## SET PROBLEM
Change every "rectifier" in the rows below to "converter" and leave all other wording unchanged. Give the rows back without the pictures.
··········
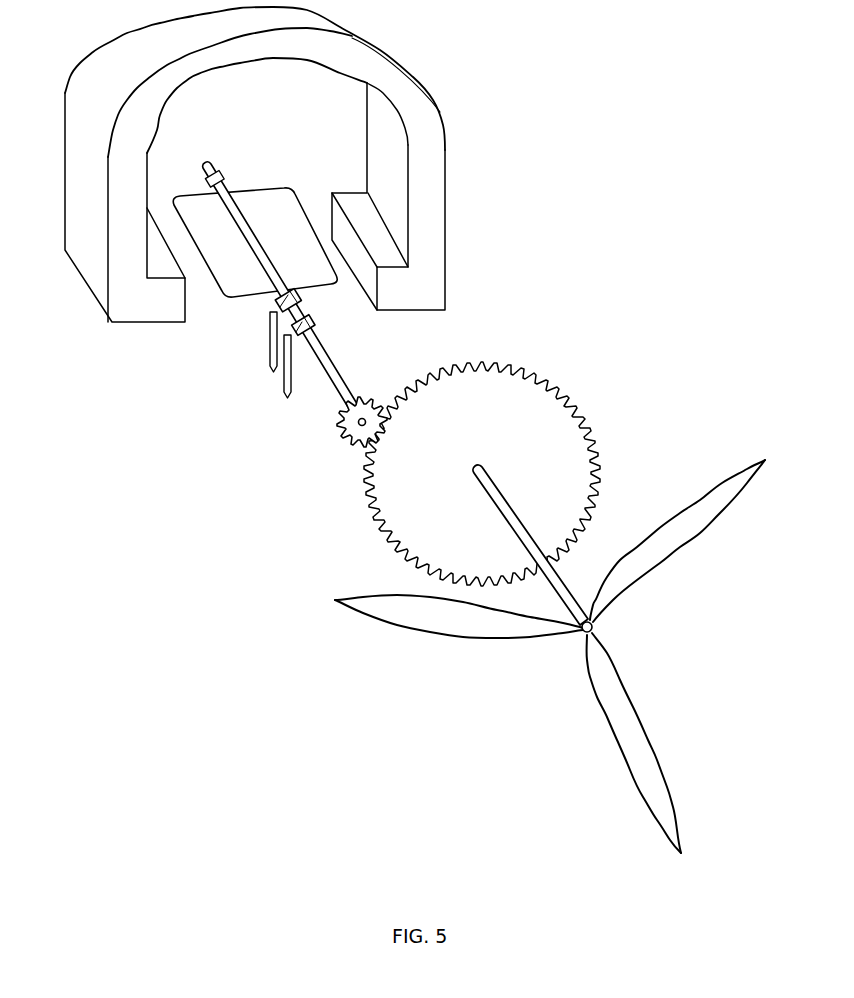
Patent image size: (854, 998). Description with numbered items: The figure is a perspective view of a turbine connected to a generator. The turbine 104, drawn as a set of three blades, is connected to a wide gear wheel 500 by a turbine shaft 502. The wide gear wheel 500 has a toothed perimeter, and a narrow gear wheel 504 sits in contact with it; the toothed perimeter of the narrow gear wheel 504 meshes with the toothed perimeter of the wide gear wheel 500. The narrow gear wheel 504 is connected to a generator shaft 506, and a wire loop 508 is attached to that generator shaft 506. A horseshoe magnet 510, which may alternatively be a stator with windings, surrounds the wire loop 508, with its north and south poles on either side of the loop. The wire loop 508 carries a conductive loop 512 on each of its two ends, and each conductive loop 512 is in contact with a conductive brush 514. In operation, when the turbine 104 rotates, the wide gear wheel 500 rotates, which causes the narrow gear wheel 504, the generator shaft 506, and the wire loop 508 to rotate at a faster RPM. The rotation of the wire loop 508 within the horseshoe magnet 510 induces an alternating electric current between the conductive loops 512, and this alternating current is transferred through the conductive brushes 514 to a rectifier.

The turbine 104 is at (386, 627).
The wide gear wheel 500 is at (580, 415).
The turbine shaft 502 is at (503, 520).
The narrow gear wheel 504 is at (340, 436).
The generator shaft 506 is at (205, 160).
The wire loop 508 is at (308, 197).
The horseshoe magnet 510 is at (440, 108).
The conductive loop 512 is at (272, 284).
The conductive brush 514 is at (270, 343).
··········
## SOLUTION TO THIS EXERCISE
Patent image size: (854, 998). Description with numbered items: The figure is a perspective view of a turbine connected to a generator. The turbine 104, drawn as a set of three blades, is connected to a wide gear wheel 500 by a turbine shaft 502. The wide gear wheel 500 has a toothed perimeter, and a narrow gear wheel 504 sits in contact with it; the toothed perimeter of the narrow gear wheel 504 meshes with the toothed perimeter of the wide gear wheel 500. The narrow gear wheel 504 is connected to a generator shaft 506, and a wire loop 508 is attached to that generator shaft 506. A horseshoe magnet 510, which may alternatively be a stator with windings, surrounds the wire loop 508, with its north and south poles on either side of the loop. The wire loop 508 carries a conductive loop 512 on each of its two ends, and each conductive loop 512 is in contact with a conductive brush 514. In operation, when the turbine 104 rotates, the wide gear wheel 500 rotates, which causes the narrow gear wheel 504, the generator shaft 506, and the wire loop 508 to rotate at a faster RPM. The rotation of the wire loop 508 within the horseshoe magnet 510 induces an alternating electric current between the conductive loops 512, and this alternating current is transferred through the conductive brushes 514 to a converter.

The turbine 104 is at (386, 627).
The wide gear wheel 500 is at (580, 415).
The turbine shaft 502 is at (503, 520).
The narrow gear wheel 504 is at (340, 436).
The generator shaft 506 is at (205, 160).
The wire loop 508 is at (308, 197).
The horseshoe magnet 510 is at (440, 108).
The conductive loop 512 is at (272, 284).
The conductive brush 514 is at (270, 343).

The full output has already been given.